Search the listing below for "name". Copy each matching line.

Dataset entries:
══════════════════════════════

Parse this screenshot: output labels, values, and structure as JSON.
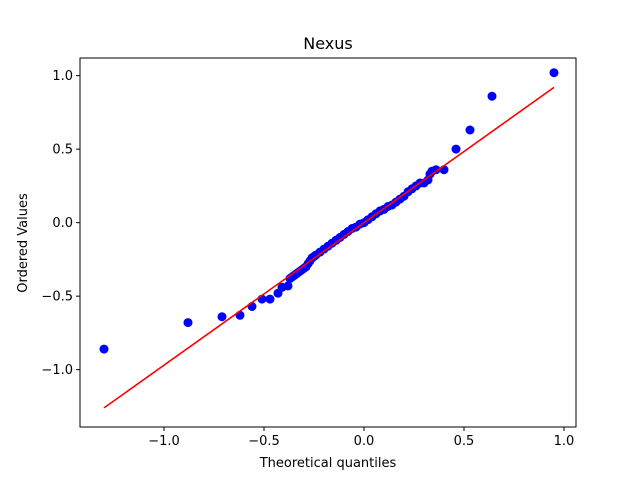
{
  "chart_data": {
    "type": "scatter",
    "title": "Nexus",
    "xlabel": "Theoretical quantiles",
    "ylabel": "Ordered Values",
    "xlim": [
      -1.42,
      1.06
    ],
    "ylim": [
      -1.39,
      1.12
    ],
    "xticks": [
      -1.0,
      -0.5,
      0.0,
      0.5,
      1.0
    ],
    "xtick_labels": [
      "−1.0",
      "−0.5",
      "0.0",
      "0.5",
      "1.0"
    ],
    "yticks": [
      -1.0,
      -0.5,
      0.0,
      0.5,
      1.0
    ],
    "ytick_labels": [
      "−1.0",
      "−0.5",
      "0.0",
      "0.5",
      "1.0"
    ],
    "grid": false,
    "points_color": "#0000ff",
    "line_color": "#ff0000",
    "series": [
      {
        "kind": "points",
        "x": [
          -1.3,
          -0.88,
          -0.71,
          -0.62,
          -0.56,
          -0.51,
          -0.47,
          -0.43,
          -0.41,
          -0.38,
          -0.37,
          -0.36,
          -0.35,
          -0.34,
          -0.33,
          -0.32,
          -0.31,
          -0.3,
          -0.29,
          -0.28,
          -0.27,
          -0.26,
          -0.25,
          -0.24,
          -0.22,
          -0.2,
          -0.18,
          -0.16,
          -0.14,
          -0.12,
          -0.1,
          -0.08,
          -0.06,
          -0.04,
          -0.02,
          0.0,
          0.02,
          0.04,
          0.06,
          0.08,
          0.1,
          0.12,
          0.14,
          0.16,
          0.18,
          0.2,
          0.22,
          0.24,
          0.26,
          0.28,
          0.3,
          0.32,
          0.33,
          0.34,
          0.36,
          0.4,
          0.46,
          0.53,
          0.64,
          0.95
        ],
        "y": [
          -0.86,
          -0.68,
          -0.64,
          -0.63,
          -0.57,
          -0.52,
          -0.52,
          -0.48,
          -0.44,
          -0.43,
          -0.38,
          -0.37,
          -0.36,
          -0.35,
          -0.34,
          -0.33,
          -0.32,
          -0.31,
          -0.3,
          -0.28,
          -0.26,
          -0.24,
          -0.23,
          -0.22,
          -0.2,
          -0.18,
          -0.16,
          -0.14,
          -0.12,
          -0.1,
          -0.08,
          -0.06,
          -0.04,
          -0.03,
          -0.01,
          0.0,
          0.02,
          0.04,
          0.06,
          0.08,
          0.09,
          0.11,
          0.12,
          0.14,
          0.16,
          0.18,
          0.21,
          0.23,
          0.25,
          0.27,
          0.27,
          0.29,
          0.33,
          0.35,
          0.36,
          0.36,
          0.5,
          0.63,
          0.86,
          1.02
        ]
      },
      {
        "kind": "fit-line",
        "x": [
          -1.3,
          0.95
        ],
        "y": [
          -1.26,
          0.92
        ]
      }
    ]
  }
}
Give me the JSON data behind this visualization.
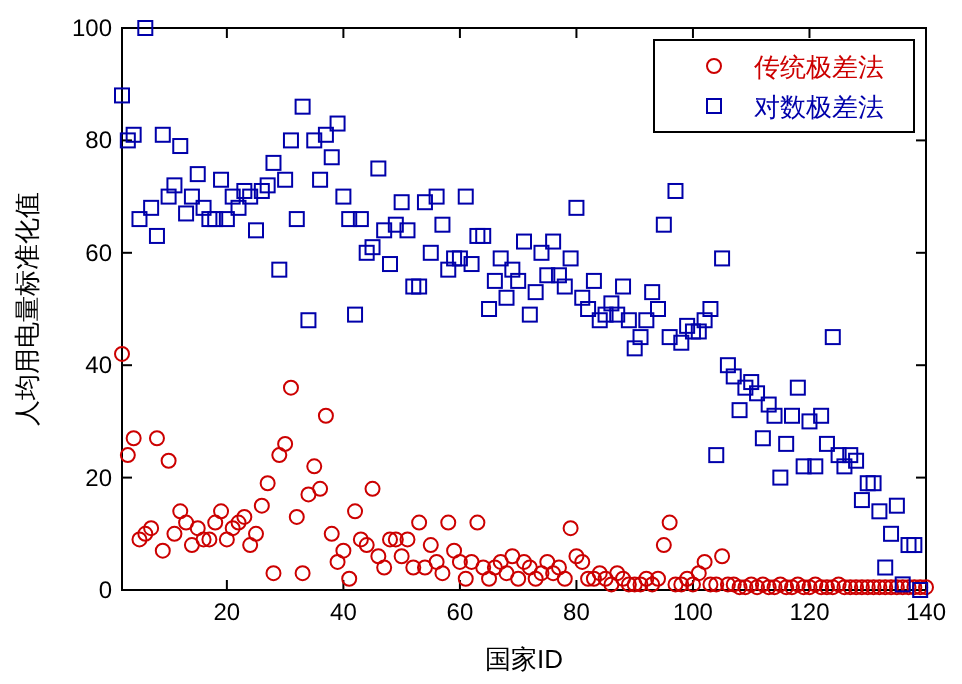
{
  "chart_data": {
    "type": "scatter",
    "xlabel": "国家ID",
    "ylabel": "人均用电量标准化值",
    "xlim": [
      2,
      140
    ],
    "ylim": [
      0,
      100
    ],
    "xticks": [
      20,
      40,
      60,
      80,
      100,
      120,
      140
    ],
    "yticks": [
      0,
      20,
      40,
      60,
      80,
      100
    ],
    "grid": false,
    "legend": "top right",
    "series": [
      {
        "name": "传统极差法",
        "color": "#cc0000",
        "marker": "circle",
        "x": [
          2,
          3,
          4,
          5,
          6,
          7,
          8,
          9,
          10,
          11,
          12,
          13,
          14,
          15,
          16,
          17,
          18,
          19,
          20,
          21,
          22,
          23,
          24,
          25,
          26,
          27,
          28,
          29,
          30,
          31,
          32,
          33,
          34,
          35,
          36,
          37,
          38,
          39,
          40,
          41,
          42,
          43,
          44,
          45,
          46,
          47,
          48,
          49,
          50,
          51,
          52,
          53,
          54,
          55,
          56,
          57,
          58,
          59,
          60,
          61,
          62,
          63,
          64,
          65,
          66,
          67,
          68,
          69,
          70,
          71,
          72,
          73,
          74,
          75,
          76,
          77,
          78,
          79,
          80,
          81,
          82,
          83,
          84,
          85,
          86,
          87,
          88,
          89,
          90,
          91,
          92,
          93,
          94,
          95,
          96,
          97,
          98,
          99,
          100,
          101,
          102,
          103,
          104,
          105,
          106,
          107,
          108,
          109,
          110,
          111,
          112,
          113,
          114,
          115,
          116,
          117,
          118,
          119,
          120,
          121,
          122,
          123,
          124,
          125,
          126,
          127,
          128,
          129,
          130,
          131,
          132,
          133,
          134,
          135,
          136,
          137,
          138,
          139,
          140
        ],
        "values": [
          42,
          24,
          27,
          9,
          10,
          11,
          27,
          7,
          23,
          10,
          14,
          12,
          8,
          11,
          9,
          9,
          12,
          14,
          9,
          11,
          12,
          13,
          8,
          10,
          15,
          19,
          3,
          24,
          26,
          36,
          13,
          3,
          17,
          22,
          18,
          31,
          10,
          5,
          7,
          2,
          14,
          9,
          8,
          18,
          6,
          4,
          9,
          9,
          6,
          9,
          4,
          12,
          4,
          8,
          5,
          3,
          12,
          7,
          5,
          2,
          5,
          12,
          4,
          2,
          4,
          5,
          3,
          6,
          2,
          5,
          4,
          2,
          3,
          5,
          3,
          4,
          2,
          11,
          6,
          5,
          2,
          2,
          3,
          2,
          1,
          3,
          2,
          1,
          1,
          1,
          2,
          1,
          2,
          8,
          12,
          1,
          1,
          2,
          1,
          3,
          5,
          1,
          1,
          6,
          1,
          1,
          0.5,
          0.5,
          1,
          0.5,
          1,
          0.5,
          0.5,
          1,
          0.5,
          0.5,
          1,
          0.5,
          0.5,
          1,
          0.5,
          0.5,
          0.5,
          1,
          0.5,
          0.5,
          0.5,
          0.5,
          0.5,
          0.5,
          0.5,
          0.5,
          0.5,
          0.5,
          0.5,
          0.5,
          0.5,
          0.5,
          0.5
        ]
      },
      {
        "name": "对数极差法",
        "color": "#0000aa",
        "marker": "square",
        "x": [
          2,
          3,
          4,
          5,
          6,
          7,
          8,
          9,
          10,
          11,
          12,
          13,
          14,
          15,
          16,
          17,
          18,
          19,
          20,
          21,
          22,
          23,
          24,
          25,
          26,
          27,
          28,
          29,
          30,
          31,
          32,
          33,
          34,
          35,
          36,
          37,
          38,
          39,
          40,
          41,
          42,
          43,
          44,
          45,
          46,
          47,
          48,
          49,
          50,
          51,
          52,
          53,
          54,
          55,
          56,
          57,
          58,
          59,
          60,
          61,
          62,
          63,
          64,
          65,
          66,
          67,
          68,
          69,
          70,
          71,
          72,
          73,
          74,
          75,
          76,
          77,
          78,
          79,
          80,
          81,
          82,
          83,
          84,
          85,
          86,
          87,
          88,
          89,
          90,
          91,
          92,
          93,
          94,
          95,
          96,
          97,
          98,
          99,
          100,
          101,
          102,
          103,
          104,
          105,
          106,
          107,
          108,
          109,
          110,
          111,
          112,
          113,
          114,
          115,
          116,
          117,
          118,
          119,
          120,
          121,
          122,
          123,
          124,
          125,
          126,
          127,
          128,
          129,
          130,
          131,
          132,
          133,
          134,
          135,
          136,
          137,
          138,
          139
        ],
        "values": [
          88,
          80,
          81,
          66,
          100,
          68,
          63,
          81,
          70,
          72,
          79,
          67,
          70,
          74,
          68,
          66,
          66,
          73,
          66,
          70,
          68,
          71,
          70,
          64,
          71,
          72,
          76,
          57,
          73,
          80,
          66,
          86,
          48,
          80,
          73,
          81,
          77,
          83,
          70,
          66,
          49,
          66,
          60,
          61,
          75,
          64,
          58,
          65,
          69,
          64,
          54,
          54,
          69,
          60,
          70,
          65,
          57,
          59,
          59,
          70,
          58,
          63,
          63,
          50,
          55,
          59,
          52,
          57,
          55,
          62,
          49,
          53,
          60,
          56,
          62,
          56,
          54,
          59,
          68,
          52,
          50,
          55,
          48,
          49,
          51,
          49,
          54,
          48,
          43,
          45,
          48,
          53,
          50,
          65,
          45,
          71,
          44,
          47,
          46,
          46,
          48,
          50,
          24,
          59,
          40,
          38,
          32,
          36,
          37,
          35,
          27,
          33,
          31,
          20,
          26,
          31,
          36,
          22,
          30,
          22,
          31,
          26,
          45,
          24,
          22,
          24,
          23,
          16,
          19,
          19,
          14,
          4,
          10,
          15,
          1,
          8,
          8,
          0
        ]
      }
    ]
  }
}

══════════════════════════════

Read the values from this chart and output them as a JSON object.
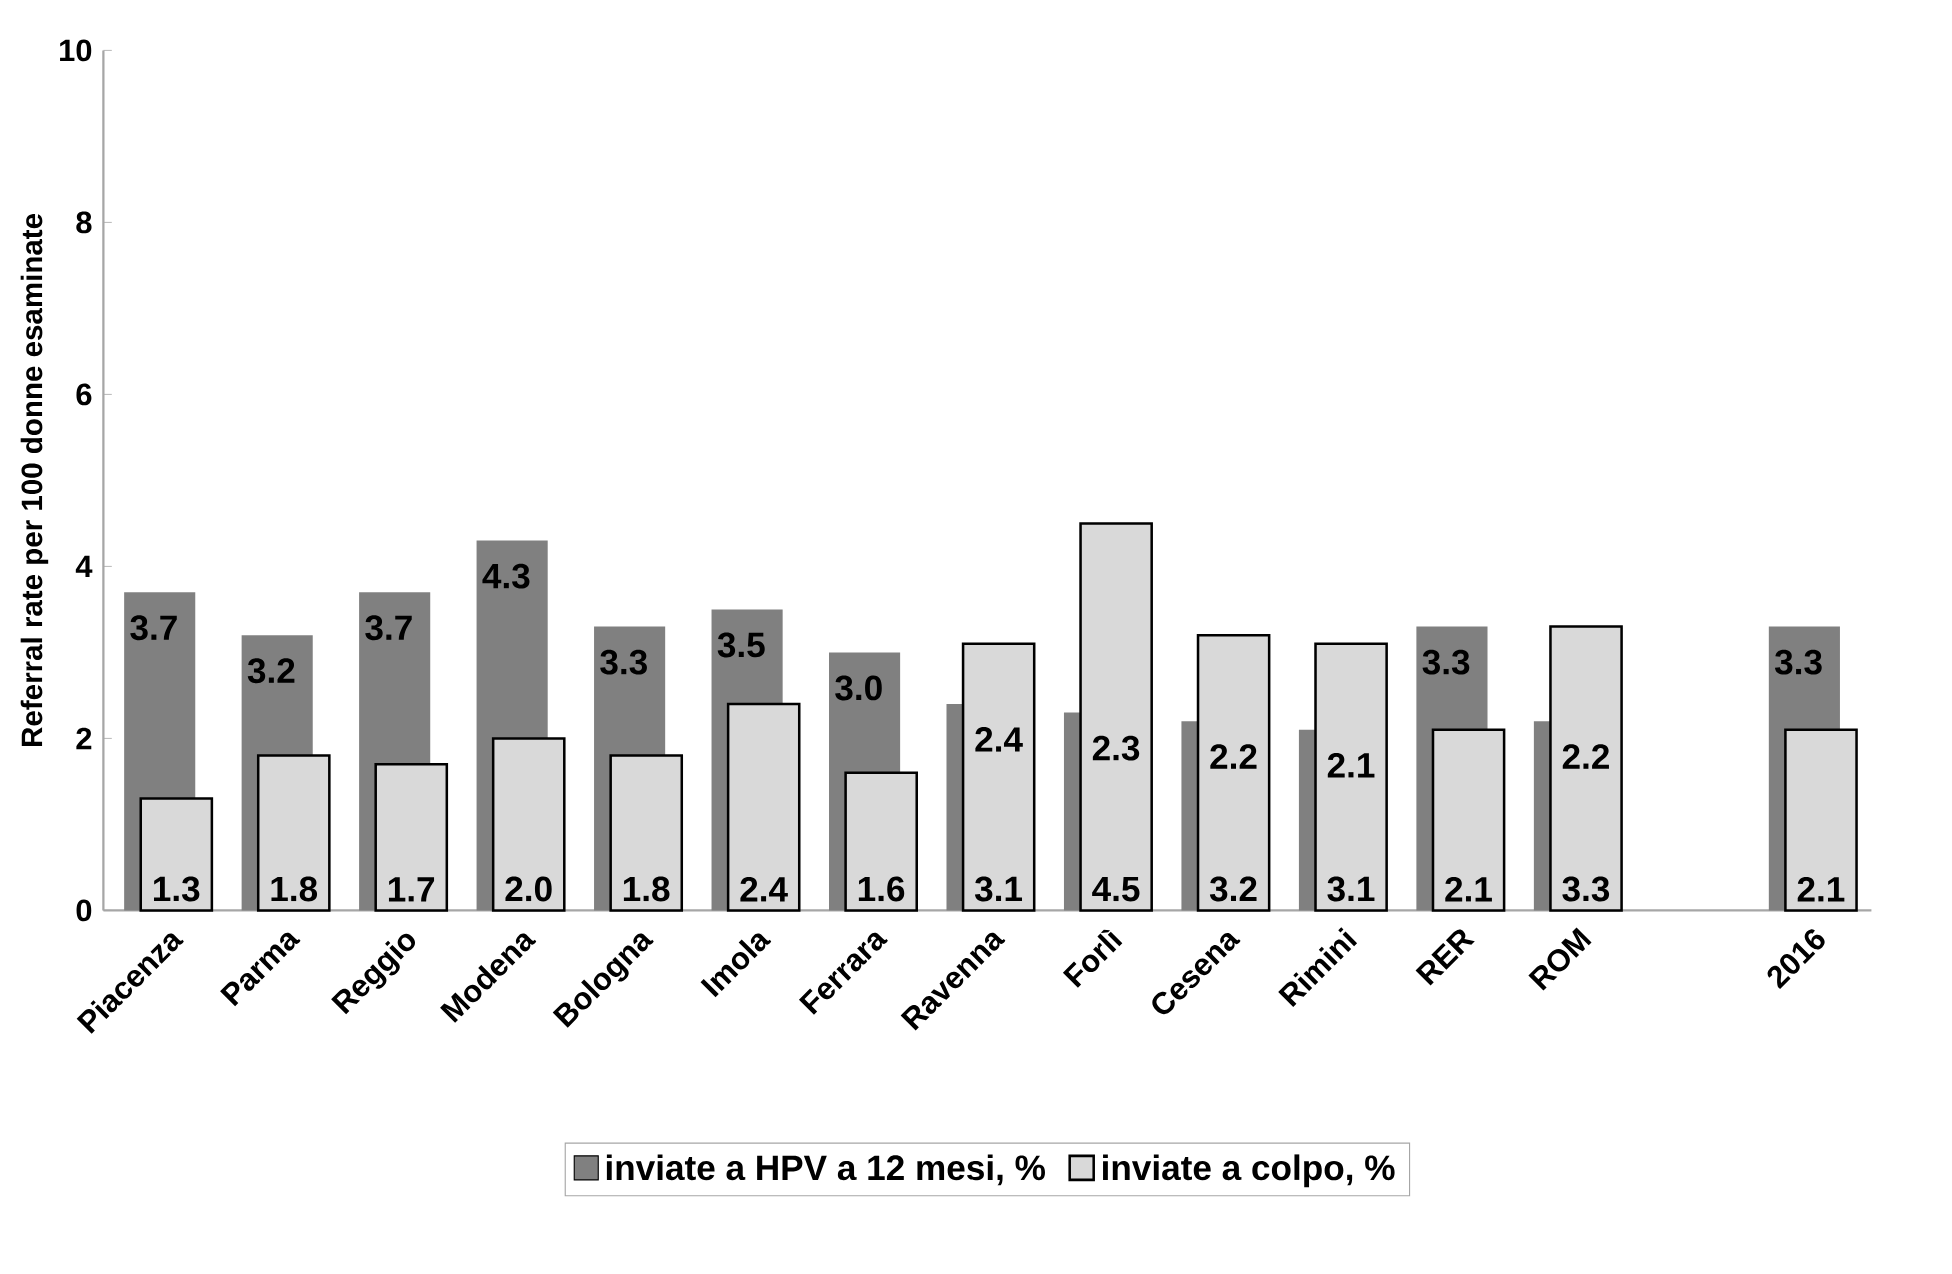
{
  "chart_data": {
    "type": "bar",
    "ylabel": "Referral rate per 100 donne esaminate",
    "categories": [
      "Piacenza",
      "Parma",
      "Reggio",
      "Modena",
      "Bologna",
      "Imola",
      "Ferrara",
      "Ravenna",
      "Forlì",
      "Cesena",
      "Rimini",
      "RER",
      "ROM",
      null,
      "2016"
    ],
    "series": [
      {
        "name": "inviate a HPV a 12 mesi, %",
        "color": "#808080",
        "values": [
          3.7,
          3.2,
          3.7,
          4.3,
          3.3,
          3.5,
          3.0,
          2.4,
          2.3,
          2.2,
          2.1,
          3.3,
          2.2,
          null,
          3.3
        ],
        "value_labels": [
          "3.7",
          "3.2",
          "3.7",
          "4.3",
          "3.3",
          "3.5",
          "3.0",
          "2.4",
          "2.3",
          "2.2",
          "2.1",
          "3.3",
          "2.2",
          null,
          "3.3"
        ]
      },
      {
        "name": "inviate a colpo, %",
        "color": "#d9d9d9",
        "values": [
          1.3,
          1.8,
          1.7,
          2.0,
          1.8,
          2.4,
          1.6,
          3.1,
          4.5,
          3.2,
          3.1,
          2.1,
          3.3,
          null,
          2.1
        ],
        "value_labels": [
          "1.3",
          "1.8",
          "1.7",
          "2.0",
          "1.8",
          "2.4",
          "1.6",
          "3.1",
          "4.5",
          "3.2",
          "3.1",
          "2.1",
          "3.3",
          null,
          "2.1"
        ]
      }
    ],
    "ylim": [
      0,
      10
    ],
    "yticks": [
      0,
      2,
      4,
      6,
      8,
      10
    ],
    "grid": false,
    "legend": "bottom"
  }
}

══════════════════════════════

* [Full answer]
        "name": "传统极差法",
        "name": "对数极差法",
        "name": "inviate a HPV a 12 mesi, %",
        "name": "inviate a colpo, %",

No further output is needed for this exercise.